WHAT IS BEING ASKED:
Search the listing below for the string "icon" and copy every line where it occurs.

DATA TO PROCESS:
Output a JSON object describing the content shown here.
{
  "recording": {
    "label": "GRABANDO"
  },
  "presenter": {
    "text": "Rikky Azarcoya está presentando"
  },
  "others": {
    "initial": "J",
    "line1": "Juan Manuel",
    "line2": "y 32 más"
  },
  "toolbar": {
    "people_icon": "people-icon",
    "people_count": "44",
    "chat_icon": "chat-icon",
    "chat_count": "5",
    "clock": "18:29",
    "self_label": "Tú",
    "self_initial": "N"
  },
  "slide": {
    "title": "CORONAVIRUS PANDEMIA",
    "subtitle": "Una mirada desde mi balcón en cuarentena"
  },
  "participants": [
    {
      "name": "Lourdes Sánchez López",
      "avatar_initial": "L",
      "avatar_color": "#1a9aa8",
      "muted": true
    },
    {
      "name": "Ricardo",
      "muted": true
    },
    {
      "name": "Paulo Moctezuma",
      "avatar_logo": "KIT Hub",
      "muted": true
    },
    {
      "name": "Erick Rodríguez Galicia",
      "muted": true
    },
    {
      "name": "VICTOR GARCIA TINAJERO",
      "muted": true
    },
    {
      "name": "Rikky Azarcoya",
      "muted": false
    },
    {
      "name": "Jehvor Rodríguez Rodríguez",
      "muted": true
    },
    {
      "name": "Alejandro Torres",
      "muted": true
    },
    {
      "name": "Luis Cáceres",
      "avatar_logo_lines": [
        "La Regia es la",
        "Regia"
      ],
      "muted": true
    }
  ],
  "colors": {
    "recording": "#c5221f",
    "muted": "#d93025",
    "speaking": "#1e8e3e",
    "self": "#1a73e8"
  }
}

ANSWER FOR THIS EXERCISE:
    "people_icon": "people-icon",
    "chat_icon": "chat-icon",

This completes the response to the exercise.